Goal of the exercise:
Set down, in full, every record in the block.

Input:
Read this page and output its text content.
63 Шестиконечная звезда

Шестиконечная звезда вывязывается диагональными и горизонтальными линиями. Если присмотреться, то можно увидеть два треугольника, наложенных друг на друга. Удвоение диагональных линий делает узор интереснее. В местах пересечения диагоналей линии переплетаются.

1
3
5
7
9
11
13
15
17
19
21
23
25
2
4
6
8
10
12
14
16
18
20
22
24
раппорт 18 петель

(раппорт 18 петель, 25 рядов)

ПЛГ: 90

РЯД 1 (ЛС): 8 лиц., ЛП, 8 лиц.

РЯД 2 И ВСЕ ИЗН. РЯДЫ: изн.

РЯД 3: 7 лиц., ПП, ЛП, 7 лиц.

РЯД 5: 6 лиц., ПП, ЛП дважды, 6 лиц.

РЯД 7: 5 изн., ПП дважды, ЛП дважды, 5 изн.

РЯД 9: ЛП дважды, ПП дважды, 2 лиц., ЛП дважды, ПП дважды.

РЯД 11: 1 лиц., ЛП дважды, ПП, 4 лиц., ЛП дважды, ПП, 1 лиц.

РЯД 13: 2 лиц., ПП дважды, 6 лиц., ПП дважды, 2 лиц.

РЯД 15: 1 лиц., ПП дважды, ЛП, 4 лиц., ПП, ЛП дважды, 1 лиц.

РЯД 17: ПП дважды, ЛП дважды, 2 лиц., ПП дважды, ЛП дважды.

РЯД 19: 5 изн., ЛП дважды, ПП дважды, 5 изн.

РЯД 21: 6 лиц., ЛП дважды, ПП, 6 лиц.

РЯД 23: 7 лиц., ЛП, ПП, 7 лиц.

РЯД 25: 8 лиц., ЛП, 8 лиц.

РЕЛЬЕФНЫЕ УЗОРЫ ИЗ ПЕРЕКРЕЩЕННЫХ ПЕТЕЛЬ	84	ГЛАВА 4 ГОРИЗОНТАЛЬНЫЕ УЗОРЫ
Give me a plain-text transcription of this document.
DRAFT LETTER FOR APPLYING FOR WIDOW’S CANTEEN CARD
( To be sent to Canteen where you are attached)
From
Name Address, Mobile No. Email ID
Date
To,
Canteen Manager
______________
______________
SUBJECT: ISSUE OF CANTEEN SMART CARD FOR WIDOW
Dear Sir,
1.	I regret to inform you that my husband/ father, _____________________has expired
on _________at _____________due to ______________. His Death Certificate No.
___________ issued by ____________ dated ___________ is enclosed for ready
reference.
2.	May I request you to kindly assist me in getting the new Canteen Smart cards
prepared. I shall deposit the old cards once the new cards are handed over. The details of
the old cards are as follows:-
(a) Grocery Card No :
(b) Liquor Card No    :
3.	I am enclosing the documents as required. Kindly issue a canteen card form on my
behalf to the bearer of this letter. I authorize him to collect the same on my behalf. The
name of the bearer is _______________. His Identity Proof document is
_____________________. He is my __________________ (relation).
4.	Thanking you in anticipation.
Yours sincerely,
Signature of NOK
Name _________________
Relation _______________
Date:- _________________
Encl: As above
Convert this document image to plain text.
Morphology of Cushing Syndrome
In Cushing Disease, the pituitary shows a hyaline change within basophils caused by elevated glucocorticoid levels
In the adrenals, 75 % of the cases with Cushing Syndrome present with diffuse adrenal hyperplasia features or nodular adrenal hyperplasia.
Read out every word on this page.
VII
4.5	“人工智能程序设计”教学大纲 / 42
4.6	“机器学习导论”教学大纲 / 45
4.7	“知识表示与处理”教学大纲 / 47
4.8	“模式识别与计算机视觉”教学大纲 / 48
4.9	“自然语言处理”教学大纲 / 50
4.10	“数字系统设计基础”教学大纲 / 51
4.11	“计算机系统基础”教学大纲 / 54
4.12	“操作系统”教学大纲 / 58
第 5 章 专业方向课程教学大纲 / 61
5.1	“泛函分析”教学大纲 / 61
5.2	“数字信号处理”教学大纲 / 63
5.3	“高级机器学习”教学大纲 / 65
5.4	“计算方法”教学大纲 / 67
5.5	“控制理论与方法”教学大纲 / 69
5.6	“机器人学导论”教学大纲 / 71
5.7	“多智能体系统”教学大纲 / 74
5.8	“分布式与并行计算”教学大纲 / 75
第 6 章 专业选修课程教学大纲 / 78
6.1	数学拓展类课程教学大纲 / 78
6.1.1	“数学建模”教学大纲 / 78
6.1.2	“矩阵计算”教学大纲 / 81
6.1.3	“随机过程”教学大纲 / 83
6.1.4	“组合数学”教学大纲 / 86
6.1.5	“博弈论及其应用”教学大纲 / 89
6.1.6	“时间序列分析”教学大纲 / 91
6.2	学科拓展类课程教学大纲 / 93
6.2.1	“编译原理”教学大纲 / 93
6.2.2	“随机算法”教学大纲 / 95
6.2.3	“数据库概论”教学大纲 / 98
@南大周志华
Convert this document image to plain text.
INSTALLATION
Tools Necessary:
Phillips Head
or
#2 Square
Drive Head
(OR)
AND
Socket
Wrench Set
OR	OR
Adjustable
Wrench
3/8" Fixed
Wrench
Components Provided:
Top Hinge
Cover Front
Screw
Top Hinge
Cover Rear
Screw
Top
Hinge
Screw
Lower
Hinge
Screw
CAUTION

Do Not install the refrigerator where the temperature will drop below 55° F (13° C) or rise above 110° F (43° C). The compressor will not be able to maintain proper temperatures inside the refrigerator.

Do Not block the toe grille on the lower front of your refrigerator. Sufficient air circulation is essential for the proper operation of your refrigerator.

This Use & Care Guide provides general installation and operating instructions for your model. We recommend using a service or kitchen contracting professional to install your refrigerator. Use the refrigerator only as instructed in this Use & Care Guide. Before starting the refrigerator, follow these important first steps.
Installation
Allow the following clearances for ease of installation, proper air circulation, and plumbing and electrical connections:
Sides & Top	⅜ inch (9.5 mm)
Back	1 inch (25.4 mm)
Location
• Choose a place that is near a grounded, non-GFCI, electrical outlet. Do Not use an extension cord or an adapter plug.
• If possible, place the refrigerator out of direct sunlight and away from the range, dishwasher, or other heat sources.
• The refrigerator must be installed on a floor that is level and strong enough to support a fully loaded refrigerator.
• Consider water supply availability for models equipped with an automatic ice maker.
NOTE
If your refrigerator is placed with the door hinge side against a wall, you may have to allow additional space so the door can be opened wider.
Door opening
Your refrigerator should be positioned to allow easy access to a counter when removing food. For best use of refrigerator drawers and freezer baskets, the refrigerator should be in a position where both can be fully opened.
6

Solution:
Read this page and output its text content.
63 Шестиконечная звезда

Шестиконечная звезда вывязывается диагональными и горизонтальными линиями. Если присмотреться, то можно увидеть два треугольника, наложенных друг на друга. Удвоение диагональных линий делает узор интереснее. В местах пересечения диагоналей линии переплетаются.

1
3
5
7
9
11
13
15
17
19
21
23
25
2
4
6
8
10
12
14
16
18
20
22
24
раппорт 18 петель

(раппорт 18 петель, 25 рядов)

ПЛГ: 90

РЯД 1 (ЛС): 8 лиц., ЛП, 8 лиц.

РЯД 2 И ВСЕ ИЗН. РЯДЫ: изн.

РЯД 3: 7 лиц., ПП, ЛП, 7 лиц.

РЯД 5: 6 лиц., ПП, ЛП дважды, 6 лиц.

РЯД 7: 5 изн., ПП дважды, ЛП дважды, 5 изн.

РЯД 9: ЛП дважды, ПП дважды, 2 лиц., ЛП дважды, ПП дважды.

РЯД 11: 1 лиц., ЛП дважды, ПП, 4 лиц., ЛП дважды, ПП, 1 лиц.

РЯД 13: 2 лиц., ПП дважды, 6 лиц., ПП дважды, 2 лиц.

РЯД 15: 1 лиц., ПП дважды, ЛП, 4 лиц., ПП, ЛП дважды, 1 лиц.

РЯД 17: ПП дважды, ЛП дважды, 2 лиц., ПП дважды, ЛП дважды.

РЯД 19: 5 изн., ЛП дважды, ПП дважды, 5 изн.

РЯД 21: 6 лиц., ЛП дважды, ПП, 6 лиц.

РЯД 23: 7 лиц., ЛП, ПП, 7 лиц.

РЯД 25: 8 лиц., ЛП, 8 лиц.

РЕЛЬЕФНЫЕ УЗОРЫ ИЗ ПЕРЕКРЕЩЕННЫХ ПЕТЕЛЬ	84	ГЛАВА 4 ГОРИЗОНТАЛЬНЫЕ УЗОРЫ
Give me a plain-text transcription of this document.
DRAFT LETTER FOR APPLYING FOR WIDOW’S CANTEEN CARD
( To be sent to Canteen where you are attached)
From
Name Address, Mobile No. Email ID
Date
To,
Canteen Manager
______________
______________
SUBJECT: ISSUE OF CANTEEN SMART CARD FOR WIDOW
Dear Sir,
1.	I regret to inform you that my husband/ father, _____________________has expired
on _________at _____________due to ______________. His Death Certificate No.
___________ issued by ____________ dated ___________ is enclosed for ready
reference.
2.	May I request you to kindly assist me in getting the new Canteen Smart cards
prepared. I shall deposit the old cards once the new cards are handed over. The details of
the old cards are as follows:-
(a) Grocery Card No :
(b) Liquor Card No    :
3.	I am enclosing the documents as required. Kindly issue a canteen card form on my
behalf to the bearer of this letter. I authorize him to collect the same on my behalf. The
name of the bearer is _______________. His Identity Proof document is
_____________________. He is my __________________ (relation).
4.	Thanking you in anticipation.
Yours sincerely,
Signature of NOK
Name _________________
Relation _______________
Date:- _________________
Encl: As above
Convert this document image to plain text.
Morphology of Cushing Syndrome
In Cushing Disease, the pituitary shows a hyaline change within basophils caused by elevated glucocorticoid levels
In the adrenals, 75 % of the cases with Cushing Syndrome present with diffuse adrenal hyperplasia features or nodular adrenal hyperplasia.
Read out every word on this page.
VII
4.5	“人工智能程序设计”教学大纲 / 42
4.6	“机器学习导论”教学大纲 / 45
4.7	“知识表示与处理”教学大纲 / 47
4.8	“模式识别与计算机视觉”教学大纲 / 48
4.9	“自然语言处理”教学大纲 / 50
4.10	“数字系统设计基础”教学大纲 / 51
4.11	“计算机系统基础”教学大纲 / 54
4.12	“操作系统”教学大纲 / 58
第 5 章 专业方向课程教学大纲 / 61
5.1	“泛函分析”教学大纲 / 61
5.2	“数字信号处理”教学大纲 / 63
5.3	“高级机器学习”教学大纲 / 65
5.4	“计算方法”教学大纲 / 67
5.5	“控制理论与方法”教学大纲 / 69
5.6	“机器人学导论”教学大纲 / 71
5.7	“多智能体系统”教学大纲 / 74
5.8	“分布式与并行计算”教学大纲 / 75
第 6 章 专业选修课程教学大纲 / 78
6.1	数学拓展类课程教学大纲 / 78
6.1.1	“数学建模”教学大纲 / 78
6.1.2	“矩阵计算”教学大纲 / 81
6.1.3	“随机过程”教学大纲 / 83
6.1.4	“组合数学”教学大纲 / 86
6.1.5	“博弈论及其应用”教学大纲 / 89
6.1.6	“时间序列分析”教学大纲 / 91
6.2	学科拓展类课程教学大纲 / 93
6.2.1	“编译原理”教学大纲 / 93
6.2.2	“随机算法”教学大纲 / 95
6.2.3	“数据库概论”教学大纲 / 98
@南大周志华
Convert this document image to plain text.
INSTALLATION
Tools Necessary:
Phillips Head
or
#2 Square
Drive Head
(OR)
AND
Socket
Wrench Set
OR	OR
Adjustable
Wrench
3/8" Fixed
Wrench
Components Provided:
Top Hinge
Cover Front
Screw
Top Hinge
Cover Rear
Screw
Top
Hinge
Screw
Lower
Hinge
Screw
CAUTION

Do Not install the refrigerator where the temperature will drop below 55° F (13° C) or rise above 110° F (43° C). The compressor will not be able to maintain proper temperatures inside the refrigerator.

Do Not block the toe grille on the lower front of your refrigerator. Sufficient air circulation is essential for the proper operation of your refrigerator.

This Use & Care Guide provides general installation and operating instructions for your model. We recommend using a service or kitchen contracting professional to install your refrigerator. Use the refrigerator only as instructed in this Use & Care Guide. Before starting the refrigerator, follow these important first steps.
Installation
Allow the following clearances for ease of installation, proper air circulation, and plumbing and electrical connections:
Sides & Top	⅜ inch (9.5 mm)
Back	1 inch (25.4 mm)
Location
• Choose a place that is near a grounded, non-GFCI, electrical outlet. Do Not use an extension cord or an adapter plug.
• If possible, place the refrigerator out of direct sunlight and away from the range, dishwasher, or other heat sources.
• The refrigerator must be installed on a floor that is level and strong enough to support a fully loaded refrigerator.
• Consider water supply availability for models equipped with an automatic ice maker.
NOTE
If your refrigerator is placed with the door hinge side against a wall, you may have to allow additional space so the door can be opened wider.
Door opening
Your refrigerator should be positioned to allow easy access to a counter when removing food. For best use of refrigerator drawers and freezer baskets, the refrigerator should be in a position where both can be fully opened.
6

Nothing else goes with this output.